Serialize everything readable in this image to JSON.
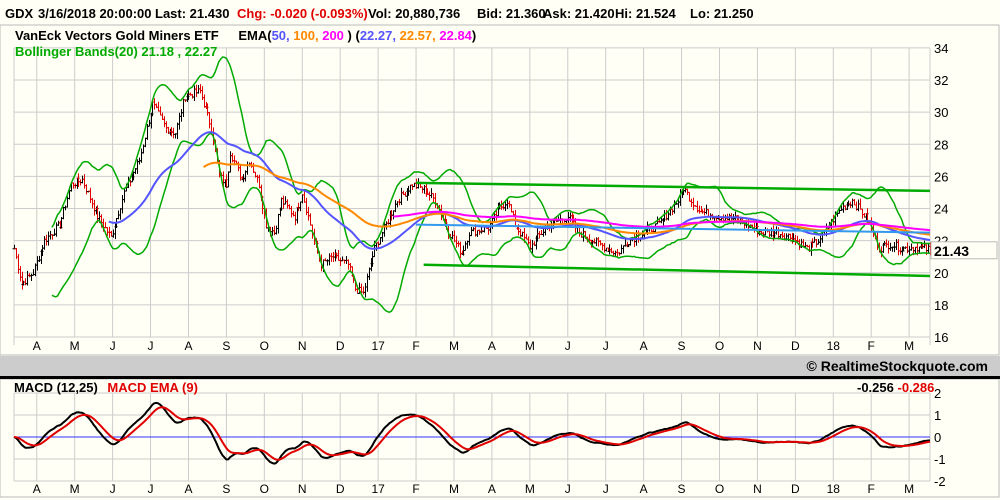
{
  "header": {
    "symbol": "GDX",
    "datetime": "3/16/2018 20:00:00",
    "last": "Last: 21.430",
    "chg": "Chg: -0.020 (-0.093%)",
    "vol": "Vol: 20,880,736",
    "bid": "Bid: 21.360",
    "ask": "Ask: 21.420",
    "hi": "Hi: 21.524",
    "lo": "Lo: 21.250"
  },
  "legend": {
    "name": "VanEck Vectors Gold Miners ETF",
    "ema_prefix": "EMA(",
    "ema_p1": "50,",
    "ema_p2": "100,",
    "ema_p3": "200",
    "ema_mid": " )  (",
    "ema_v1": "22.27,",
    "ema_v2": "22.57,",
    "ema_v3": "22.84",
    "ema_suffix": ")",
    "bollinger": "Bollinger Bands(20) 21.18 , 22.27"
  },
  "copyright": "© RealtimeStockquote.com",
  "macd_legend": {
    "macd": "MACD (12,25)",
    "signal": "MACD EMA (9)",
    "macd_value": "-0.256",
    "signal_value": "-0.286"
  },
  "colors": {
    "up": "#000000",
    "down": "#e00000",
    "ema50": "#5555ff",
    "ema100": "#ff8800",
    "ema200": "#ff00ff",
    "bollinger": "#00aa00",
    "regression": "#3399ee",
    "macd": "#000000",
    "signal": "#e00000",
    "zero": "#3333ff"
  },
  "chart_data": [
    {
      "type": "line",
      "title": "GDX price (OHLC bars) with EMA(50,100,200) and Bollinger Bands(20)",
      "x_unit": "months since Mar 2016",
      "x_range": [
        0.4,
        24.55
      ],
      "ylim": [
        16,
        34
      ],
      "yticks": [
        "16",
        "18",
        "20",
        "22",
        "24",
        "26",
        "28",
        "30",
        "32",
        "34"
      ],
      "month_ticks": [
        {
          "m": 1,
          "label": "A"
        },
        {
          "m": 2,
          "label": "M"
        },
        {
          "m": 3,
          "label": "J"
        },
        {
          "m": 4,
          "label": "J"
        },
        {
          "m": 5,
          "label": "A"
        },
        {
          "m": 6,
          "label": "S"
        },
        {
          "m": 7,
          "label": "O"
        },
        {
          "m": 8,
          "label": "N"
        },
        {
          "m": 9,
          "label": "D"
        },
        {
          "m": 10,
          "label": "17"
        },
        {
          "m": 11,
          "label": "F"
        },
        {
          "m": 12,
          "label": "M"
        },
        {
          "m": 13,
          "label": "A"
        },
        {
          "m": 14,
          "label": "M"
        },
        {
          "m": 15,
          "label": "J"
        },
        {
          "m": 16,
          "label": "J"
        },
        {
          "m": 17,
          "label": "A"
        },
        {
          "m": 18,
          "label": "S"
        },
        {
          "m": 19,
          "label": "O"
        },
        {
          "m": 20,
          "label": "N"
        },
        {
          "m": 21,
          "label": "D"
        },
        {
          "m": 22,
          "label": "18"
        },
        {
          "m": 23,
          "label": "F"
        },
        {
          "m": 24,
          "label": "M"
        }
      ],
      "last_price_label": "21.43",
      "last_price": 21.43,
      "close_anchors": [
        [
          0.4,
          21.5
        ],
        [
          0.6,
          19.3
        ],
        [
          0.9,
          20
        ],
        [
          1.2,
          22
        ],
        [
          1.6,
          23
        ],
        [
          1.9,
          25.5
        ],
        [
          2.2,
          25.8
        ],
        [
          2.6,
          23.5
        ],
        [
          2.95,
          22.2
        ],
        [
          3.3,
          25
        ],
        [
          3.7,
          27
        ],
        [
          4.05,
          30.5
        ],
        [
          4.4,
          29
        ],
        [
          4.65,
          28.7
        ],
        [
          4.9,
          31
        ],
        [
          5.3,
          31.3
        ],
        [
          5.6,
          29
        ],
        [
          5.8,
          26
        ],
        [
          6.0,
          25.5
        ],
        [
          6.1,
          27.5
        ],
        [
          6.4,
          25.8
        ],
        [
          6.6,
          27
        ],
        [
          6.85,
          25.5
        ],
        [
          7.05,
          23
        ],
        [
          7.25,
          22.5
        ],
        [
          7.45,
          24.5
        ],
        [
          7.8,
          23.5
        ],
        [
          8.0,
          25
        ],
        [
          8.3,
          22
        ],
        [
          8.5,
          20.5
        ],
        [
          8.8,
          21
        ],
        [
          9.2,
          20.5
        ],
        [
          9.4,
          19
        ],
        [
          9.6,
          18.7
        ],
        [
          9.9,
          21.5
        ],
        [
          10.2,
          23
        ],
        [
          10.5,
          24.5
        ],
        [
          10.9,
          25.5
        ],
        [
          11.2,
          25.2
        ],
        [
          11.5,
          24.5
        ],
        [
          11.8,
          22.8
        ],
        [
          12.2,
          21.2
        ],
        [
          12.4,
          22.5
        ],
        [
          12.9,
          22.8
        ],
        [
          13.2,
          24
        ],
        [
          13.4,
          24.5
        ],
        [
          13.6,
          23
        ],
        [
          14.0,
          21.6
        ],
        [
          14.2,
          22.2
        ],
        [
          14.5,
          23
        ],
        [
          15.0,
          23.5
        ],
        [
          15.3,
          22.5
        ],
        [
          15.8,
          21.8
        ],
        [
          16.3,
          21.2
        ],
        [
          16.6,
          22
        ],
        [
          17.0,
          22.5
        ],
        [
          17.4,
          23
        ],
        [
          17.9,
          24.5
        ],
        [
          18.05,
          25.3
        ],
        [
          18.25,
          24.5
        ],
        [
          18.5,
          23.8
        ],
        [
          19.0,
          23.5
        ],
        [
          19.5,
          23.3
        ],
        [
          20.1,
          22.5
        ],
        [
          20.5,
          22.5
        ],
        [
          20.9,
          22.2
        ],
        [
          21.3,
          21.5
        ],
        [
          21.6,
          22
        ],
        [
          21.9,
          23
        ],
        [
          22.2,
          24
        ],
        [
          22.5,
          24.5
        ],
        [
          22.9,
          23.3
        ],
        [
          23.2,
          21.5
        ],
        [
          23.5,
          21.8
        ],
        [
          23.8,
          21.5
        ],
        [
          24.2,
          21.6
        ],
        [
          24.55,
          21.43
        ]
      ],
      "trend_channel": {
        "upper": [
          [
            11.0,
            25.6
          ],
          [
            24.55,
            25.1
          ]
        ],
        "lower": [
          [
            11.2,
            20.5
          ],
          [
            24.55,
            19.8
          ]
        ]
      },
      "regression_line": [
        [
          11.0,
          23.0
        ],
        [
          24.55,
          22.5
        ]
      ],
      "ema_periods": [
        50,
        100,
        200
      ],
      "bollinger_period": 20
    },
    {
      "type": "line",
      "title": "MACD (12,25) with MACD EMA (9)",
      "ylim": [
        -2,
        2
      ],
      "yticks": [
        "-2",
        "-1",
        "0",
        "1",
        "2"
      ],
      "fast": 12,
      "slow": 25,
      "signal": 9
    }
  ]
}
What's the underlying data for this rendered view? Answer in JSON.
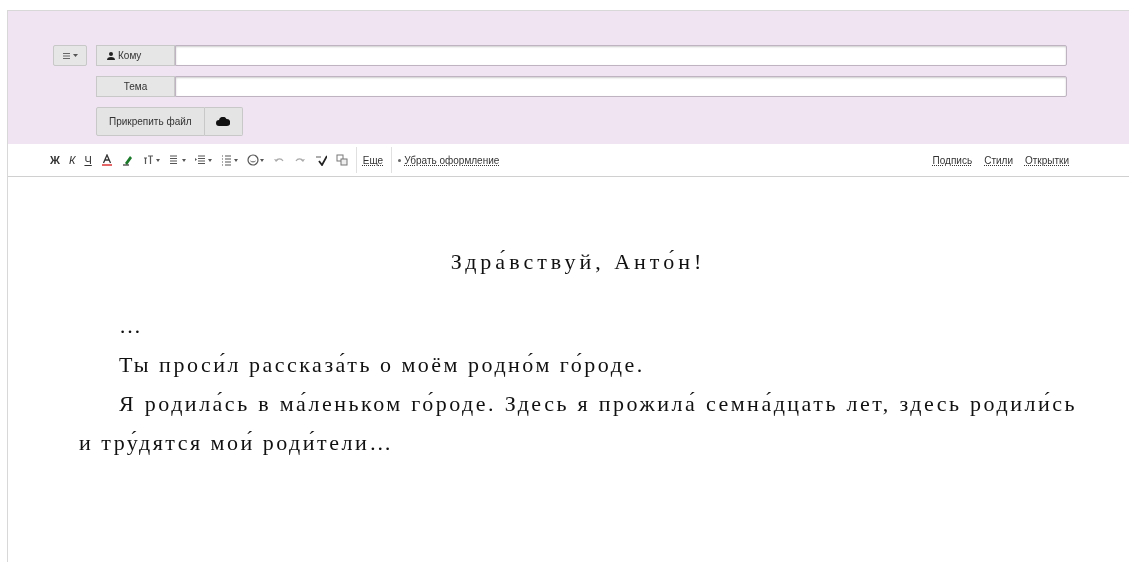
{
  "compose": {
    "menu_button": {
      "kind": "menu"
    },
    "fields": [
      {
        "label": "Кому",
        "kind": "recipient"
      },
      {
        "label": "Тема",
        "kind": "subject"
      }
    ],
    "attach_button": "Прикрепить файл"
  },
  "toolbar": {
    "tools": [
      {
        "kind": "bold",
        "label": "Ж"
      },
      {
        "kind": "italic",
        "label": "К"
      },
      {
        "kind": "underline",
        "label": "Ч"
      },
      {
        "kind": "font-color"
      },
      {
        "kind": "highlight"
      },
      {
        "kind": "text-size"
      },
      {
        "kind": "align"
      },
      {
        "kind": "indent"
      },
      {
        "kind": "list"
      },
      {
        "kind": "emoji"
      },
      {
        "kind": "undo"
      },
      {
        "kind": "redo"
      },
      {
        "kind": "spellcheck"
      },
      {
        "kind": "translate"
      }
    ],
    "more": "Еще",
    "clear_format": "Убрать оформление",
    "links": [
      "Подпись",
      "Стили",
      "Открытки"
    ]
  },
  "letter": {
    "greeting": "Здра́вствуй, Анто́н!",
    "paragraphs": [
      "…",
      "Ты проси́л рассказа́ть о моём родно́м го́роде.",
      "Я родила́сь в ма́леньком го́роде. Здесь я прожила́ семна́дцать лет, здесь родили́сь и тру́дятся мои́ роди́тели…"
    ]
  }
}
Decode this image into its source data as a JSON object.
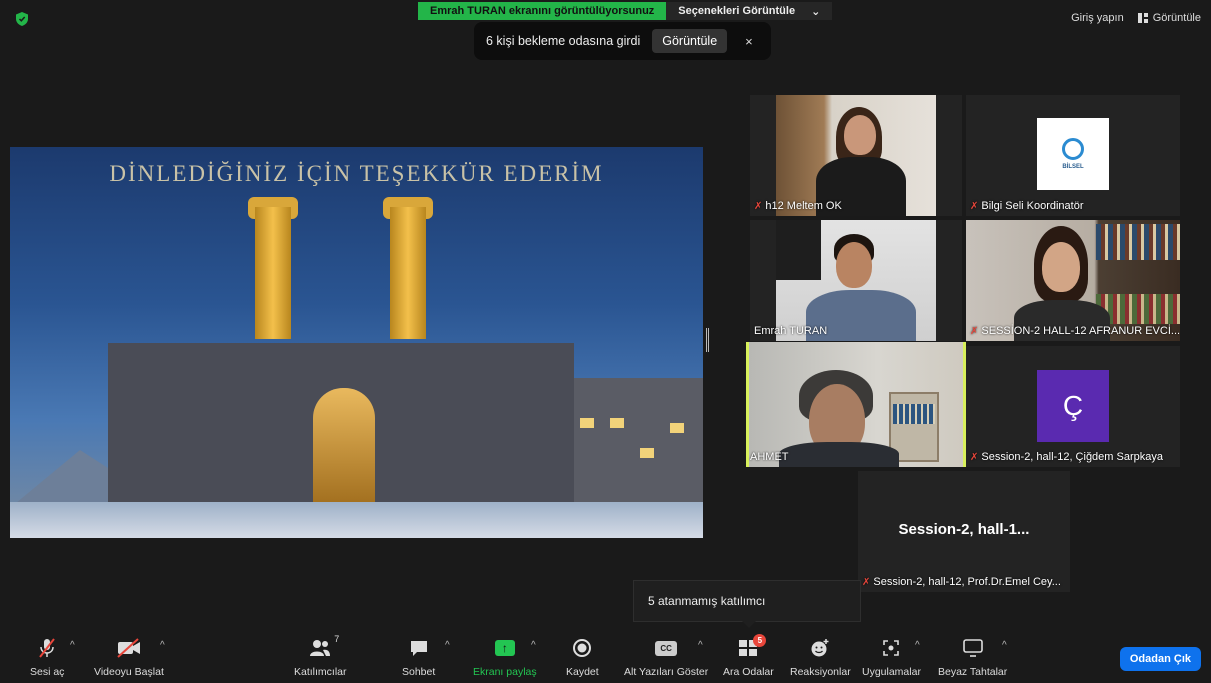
{
  "banner": {
    "sharing_text": "Emrah TURAN ekranını görüntülüyorsunuz",
    "options_label": "Seçenekleri Görüntüle"
  },
  "notice": {
    "text": "6 kişi bekleme odasına girdi",
    "view_label": "Görüntüle",
    "close_glyph": "×"
  },
  "top_right": {
    "signin_label": "Giriş yapın",
    "view_label": "Görüntüle"
  },
  "slide": {
    "title": "DİNLEDİĞİNİZ İÇİN TEŞEKKÜR EDERİM"
  },
  "participants": [
    {
      "name": "h12 Meltem OK",
      "muted": true
    },
    {
      "name": "Bilgi Seli Koordinatör",
      "muted": true,
      "logo_text": "BİLSEL"
    },
    {
      "name": "Emrah TURAN",
      "muted": false
    },
    {
      "name": "SESSİON-2 HALL-12 AFRANUR EVCİ...",
      "muted": true
    },
    {
      "name": "AHMET",
      "muted": false,
      "active": true
    },
    {
      "name": "Session-2, hall-12, Çiğdem Sarpkaya",
      "muted": true,
      "avatar_letter": "Ç"
    },
    {
      "name": "Session-2, hall-12, Prof.Dr.Emel Cey...",
      "muted": true,
      "display_name": "Session-2, hall-1..."
    }
  ],
  "tooltip": {
    "text": "5 atanmamış katılımcı"
  },
  "toolbar": {
    "unmute": "Sesi aç",
    "start_video": "Videoyu Başlat",
    "participants": "Katılımcılar",
    "participants_count": "7",
    "chat": "Sohbet",
    "share": "Ekranı paylaş",
    "record": "Kaydet",
    "captions": "Alt Yazıları Göster",
    "cc": "CC",
    "breakout": "Ara Odalar",
    "breakout_badge": "5",
    "reactions": "Reaksiyonlar",
    "apps": "Uygulamalar",
    "whiteboard": "Beyaz Tahtalar",
    "leave": "Odadan Çık"
  },
  "colors": {
    "accent_green": "#23b549",
    "active_outline": "#d8f05b",
    "leave_blue": "#0e72ed",
    "avatar_purple": "#5a2ab0",
    "mute_red": "#e8463b"
  }
}
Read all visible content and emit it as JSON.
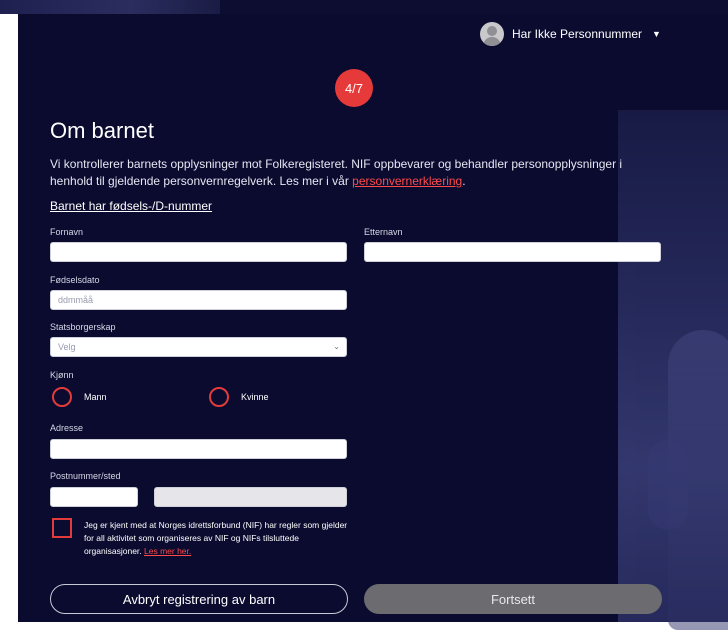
{
  "header": {
    "user_name": "Har Ikke Personnummer",
    "step_badge": "4/7"
  },
  "main": {
    "title": "Om barnet",
    "intro_text": "Vi kontrollerer barnets opplysninger mot Folkeregisteret. NIF oppbevarer og behandler personopplysninger i henhold til gjeldende personvernregelverk. Les mer i vår ",
    "intro_link": "personvernerklæring",
    "intro_suffix": ".",
    "toggle_link": "Barnet har fødsels-/D-nummer"
  },
  "form": {
    "first_name_label": "Fornavn",
    "last_name_label": "Etternavn",
    "birth_date_label": "Fødselsdato",
    "birth_date_placeholder": "ddmmåå",
    "citizenship_label": "Statsborgerskap",
    "citizenship_selected": "Velg",
    "gender_label": "Kjønn",
    "gender_options": [
      "Mann",
      "Kvinne"
    ],
    "address_label": "Adresse",
    "postal_label": "Postnummer/sted"
  },
  "consent": {
    "text": "Jeg er kjent med at Norges idrettsforbund (NIF) har regler som gjelder for all aktivitet som organiseres av NIF og NIFs tilsluttede organisasjoner. ",
    "link": "Les mer her."
  },
  "buttons": {
    "cancel": "Avbryt registrering av barn",
    "next": "Fortsett"
  },
  "colors": {
    "background": "#0a0b2f",
    "accent": "#e63a3a",
    "disabled_button": "#6b6b70"
  }
}
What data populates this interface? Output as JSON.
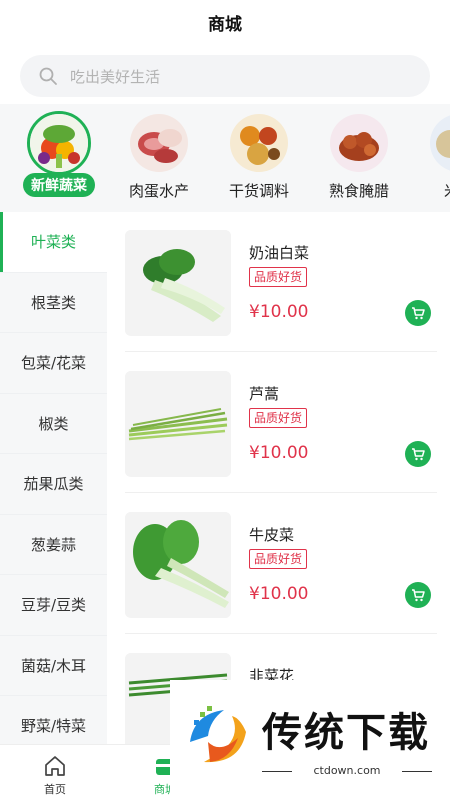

_ _ _ _

What is asked → Using the records above, copy each line that contains "TURAN".

Solution for this task →
    "sharing_text": "Emrah TURAN ekranını görüntülüyorsunuz",
      "name": "Emrah TURAN",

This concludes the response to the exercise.